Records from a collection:

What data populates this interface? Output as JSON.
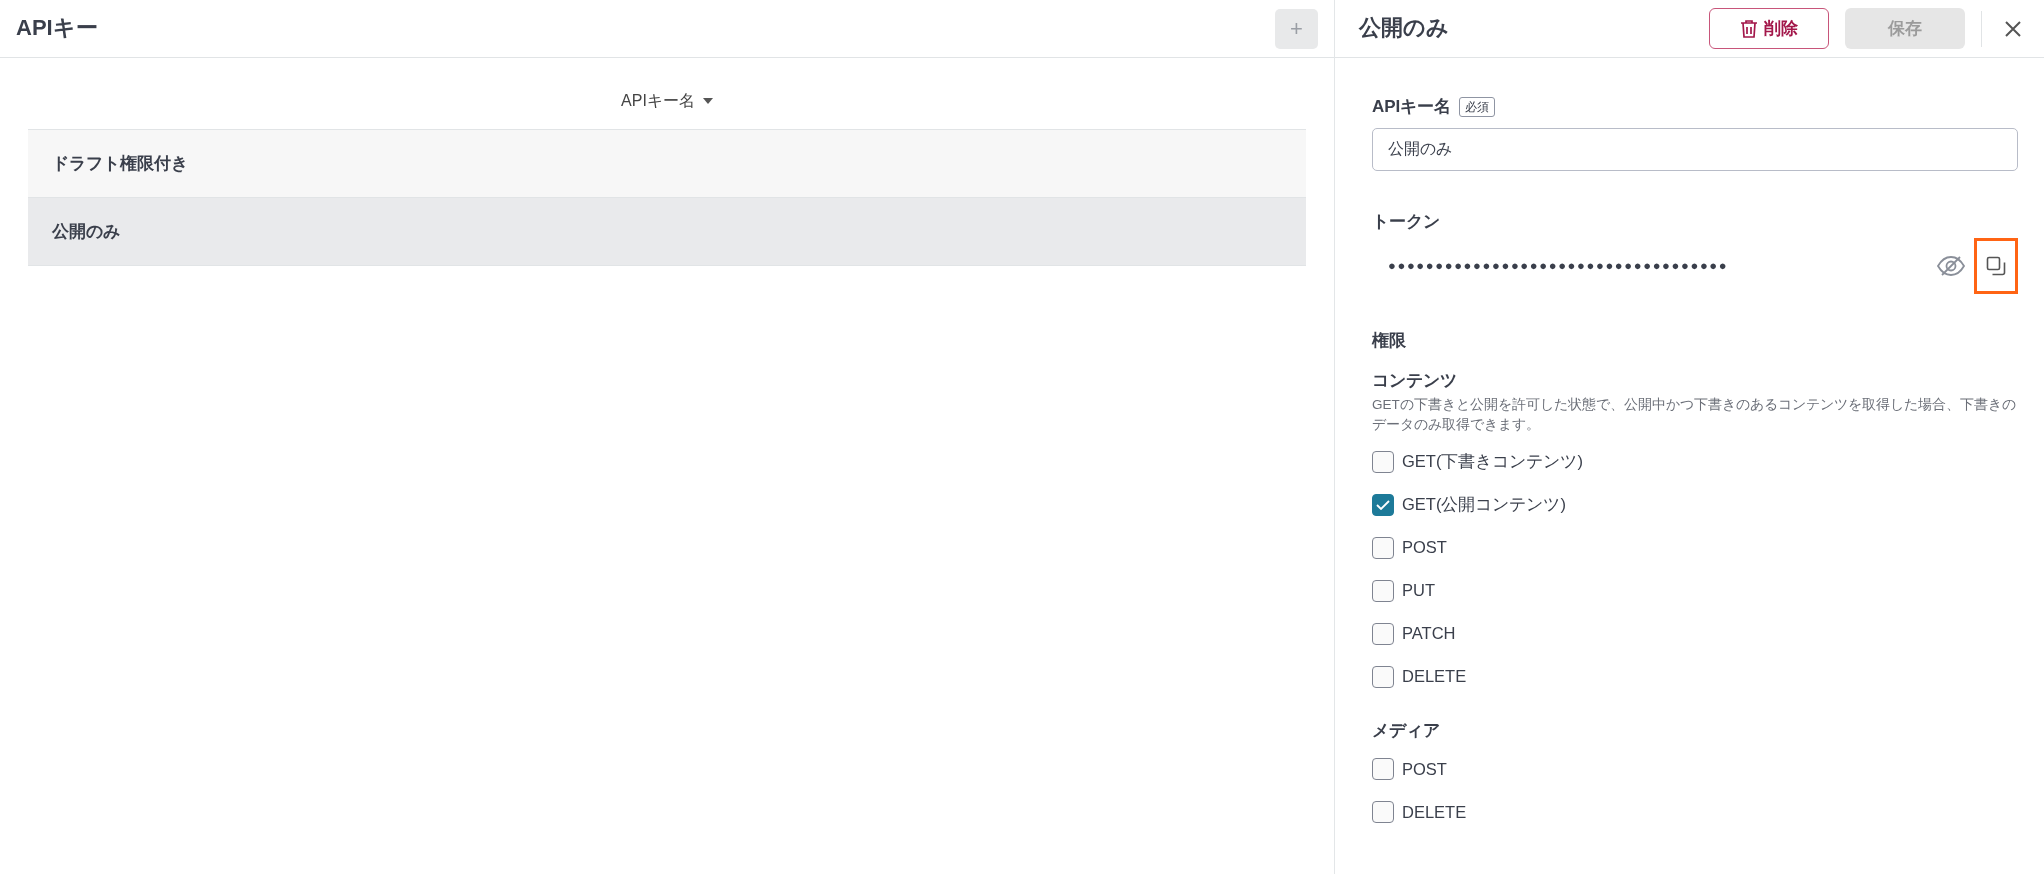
{
  "list_panel": {
    "title": "APIキー",
    "add_button": {
      "label": "+",
      "disabled": true
    },
    "sort_header": {
      "label": "APIキー名"
    },
    "rows": [
      {
        "name": "ドラフト権限付き",
        "selected": false
      },
      {
        "name": "公開のみ",
        "selected": true
      }
    ]
  },
  "detail_panel": {
    "title": "公開のみ",
    "delete_button": {
      "label": "削除"
    },
    "save_button": {
      "label": "保存",
      "disabled": true
    },
    "name_field": {
      "label": "APIキー名",
      "required_badge": "必須",
      "value": "公開のみ"
    },
    "token": {
      "label": "トークン",
      "masked_value": "●●●●●●●●●●●●●●●●●●●●●●●●●●●●●●●●●●●●",
      "copy_highlighted": true
    },
    "permissions": {
      "title": "権限",
      "groups": [
        {
          "title": "コンテンツ",
          "description": "GETの下書きと公開を許可した状態で、公開中かつ下書きのあるコンテンツを取得した場合、下書きのデータのみ取得できます。",
          "options": [
            {
              "label": "GET(下書きコンテンツ)",
              "checked": false
            },
            {
              "label": "GET(公開コンテンツ)",
              "checked": true
            },
            {
              "label": "POST",
              "checked": false
            },
            {
              "label": "PUT",
              "checked": false
            },
            {
              "label": "PATCH",
              "checked": false
            },
            {
              "label": "DELETE",
              "checked": false
            }
          ]
        },
        {
          "title": "メディア",
          "options": [
            {
              "label": "POST",
              "checked": false
            },
            {
              "label": "DELETE",
              "checked": false
            }
          ]
        }
      ]
    }
  }
}
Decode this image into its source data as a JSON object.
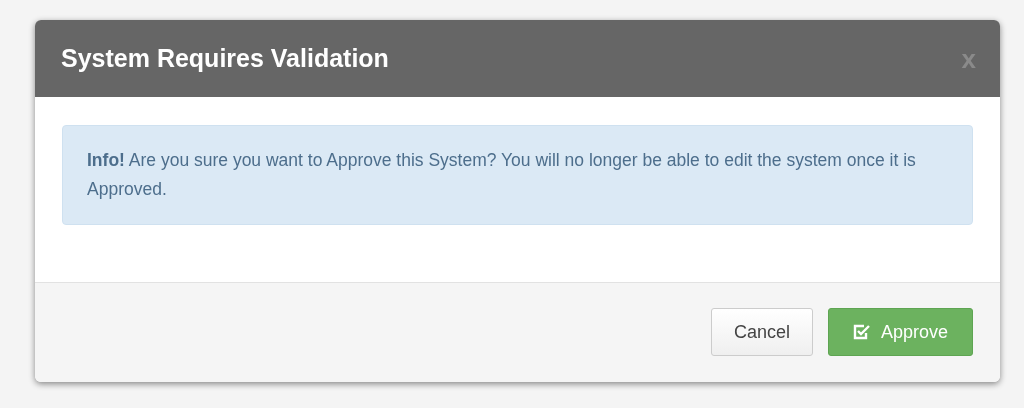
{
  "dialog": {
    "title": "System Requires Validation",
    "close": "x",
    "alert": {
      "text": "**Info!** Are you sure you want to Approve this System? You will no longer be able to edit the system once it is Approved."
    },
    "buttons": [
      {
        "kind": "default",
        "label": "Cancel"
      },
      {
        "kind": "primary",
        "label": "Approve"
      }
    ]
  }
}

• _WHAT TO DO_: Copy all the lines above that hold the string "JSON".

• _ANSWER TO THE PROBLEM_:
What data populates this interface? Output as JSON.
Decode this image into its source data as a JSON object.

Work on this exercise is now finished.